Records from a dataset
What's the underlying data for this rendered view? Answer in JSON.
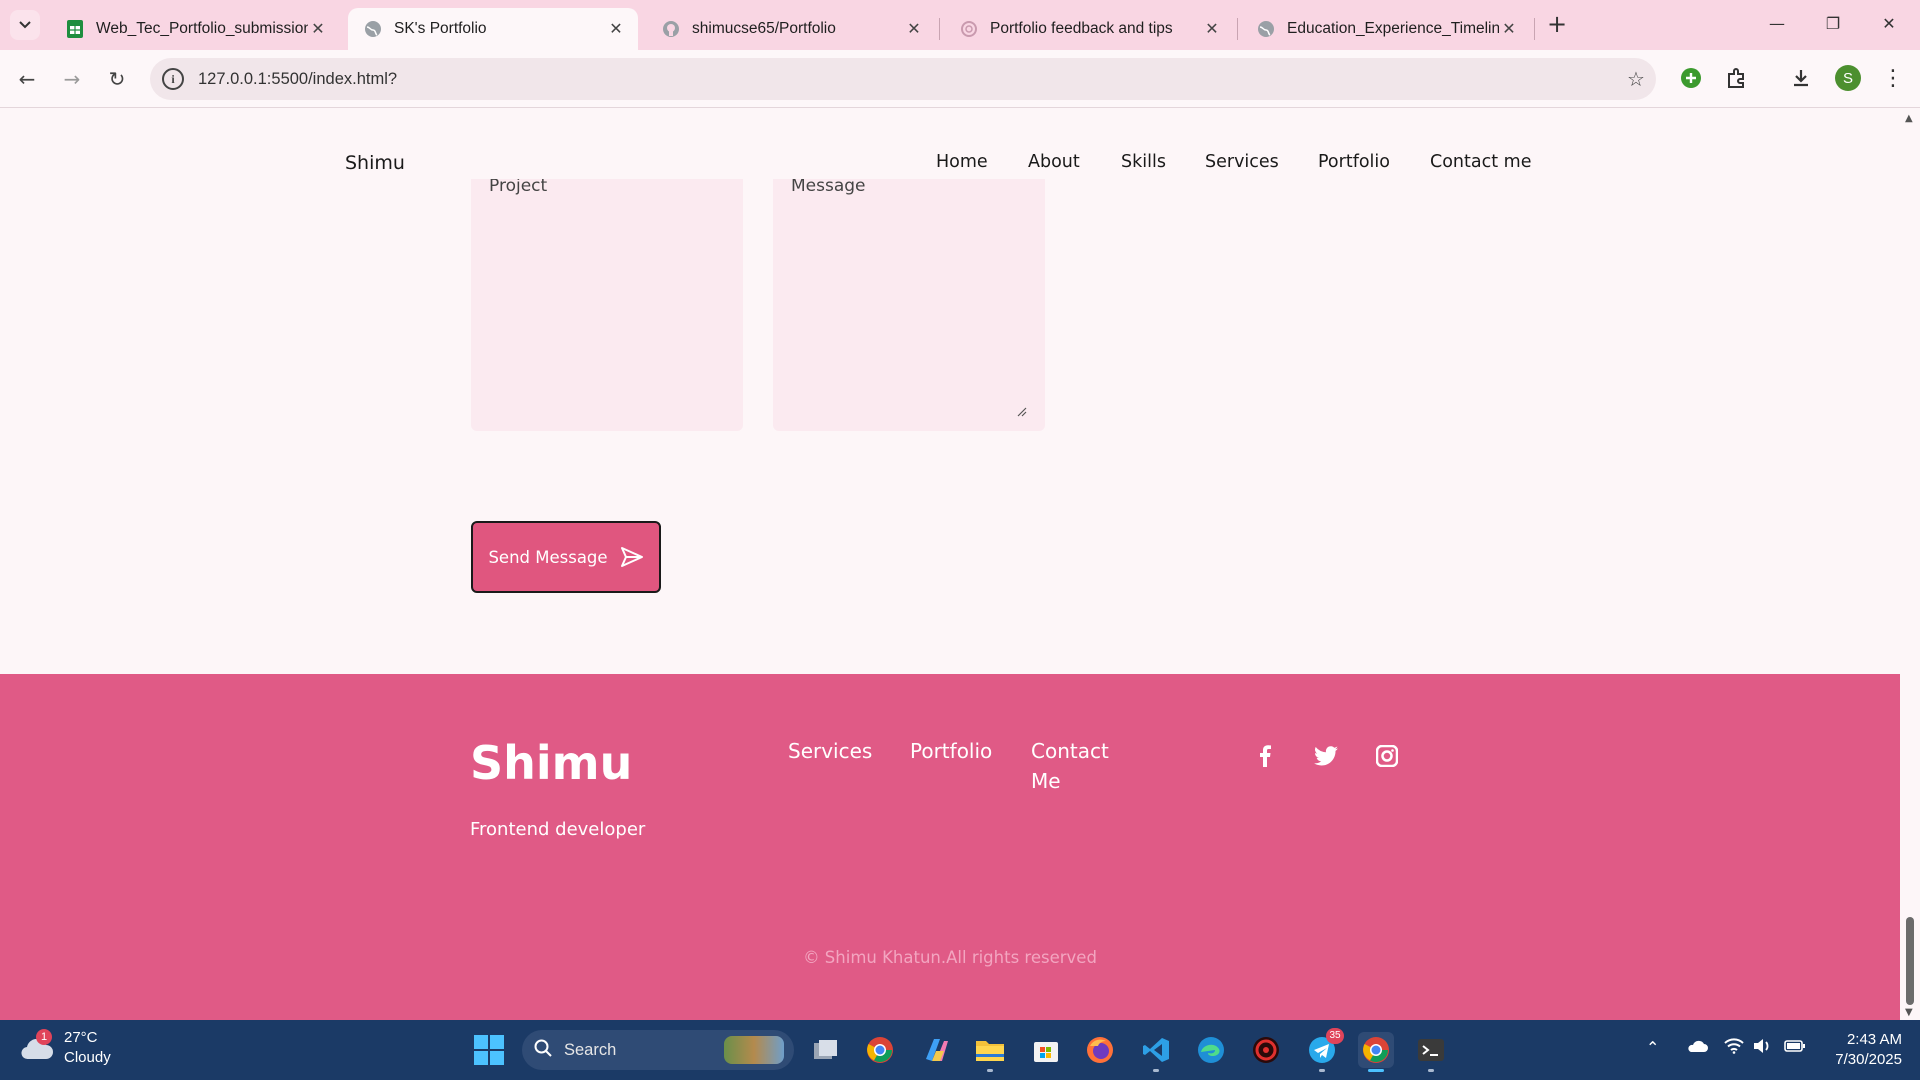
{
  "browser": {
    "tabs": [
      {
        "title": "Web_Tec_Portfolio_submission",
        "favicon": "sheets-icon",
        "active": false
      },
      {
        "title": "SK's Portfolio",
        "favicon": "globe-icon",
        "active": true
      },
      {
        "title": "shimucse65/Portfolio",
        "favicon": "github-icon",
        "active": false
      },
      {
        "title": "Portfolio feedback and tips",
        "favicon": "chatgpt-icon",
        "active": false
      },
      {
        "title": "Education_Experience_Timeline",
        "favicon": "globe-icon",
        "active": false
      }
    ],
    "url": "127.0.0.1:5500/index.html?",
    "profile_initial": "S",
    "accent": "#f9d6e3"
  },
  "site": {
    "brand": "Shimu",
    "nav": [
      "Home",
      "About",
      "Skills",
      "Services",
      "Portfolio",
      "Contact me"
    ],
    "form": {
      "project_placeholder": "Project",
      "message_placeholder": "Message",
      "send_label": "Send Message"
    },
    "footer": {
      "brand": "Shimu",
      "role": "Frontend developer",
      "links": [
        "Services",
        "Portfolio",
        "Contact",
        "Me"
      ],
      "social": [
        "facebook-icon",
        "twitter-icon",
        "instagram-icon"
      ],
      "copyright": "© Shimu Khatun.All rights reserved"
    },
    "colors": {
      "primary": "#e05a86",
      "background": "#fdf6f8",
      "field": "#fbeaf0"
    }
  },
  "taskbar": {
    "weather": {
      "temp": "27°C",
      "condition": "Cloudy",
      "badge": "1"
    },
    "search_placeholder": "Search",
    "telegram_badge": "35",
    "time": "2:43 AM",
    "date": "7/30/2025"
  }
}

• **Task goal**: Please set down each line of the data above exactly as written, without the pictures.

• **Answer to this exercise**:
What's the underlying data for this rendered view? Answer in JSON.
{
  "browser": {
    "tabs": [
      {
        "title": "Web_Tec_Portfolio_submission",
        "favicon": "sheets-icon",
        "active": false
      },
      {
        "title": "SK's Portfolio",
        "favicon": "globe-icon",
        "active": true
      },
      {
        "title": "shimucse65/Portfolio",
        "favicon": "github-icon",
        "active": false
      },
      {
        "title": "Portfolio feedback and tips",
        "favicon": "chatgpt-icon",
        "active": false
      },
      {
        "title": "Education_Experience_Timeline",
        "favicon": "globe-icon",
        "active": false
      }
    ],
    "url": "127.0.0.1:5500/index.html?",
    "profile_initial": "S",
    "accent": "#f9d6e3"
  },
  "site": {
    "brand": "Shimu",
    "nav": [
      "Home",
      "About",
      "Skills",
      "Services",
      "Portfolio",
      "Contact me"
    ],
    "form": {
      "project_placeholder": "Project",
      "message_placeholder": "Message",
      "send_label": "Send Message"
    },
    "footer": {
      "brand": "Shimu",
      "role": "Frontend developer",
      "links": [
        "Services",
        "Portfolio",
        "Contact",
        "Me"
      ],
      "social": [
        "facebook-icon",
        "twitter-icon",
        "instagram-icon"
      ],
      "copyright": "© Shimu Khatun.All rights reserved"
    },
    "colors": {
      "primary": "#e05a86",
      "background": "#fdf6f8",
      "field": "#fbeaf0"
    }
  },
  "taskbar": {
    "weather": {
      "temp": "27°C",
      "condition": "Cloudy",
      "badge": "1"
    },
    "search_placeholder": "Search",
    "telegram_badge": "35",
    "time": "2:43 AM",
    "date": "7/30/2025"
  }
}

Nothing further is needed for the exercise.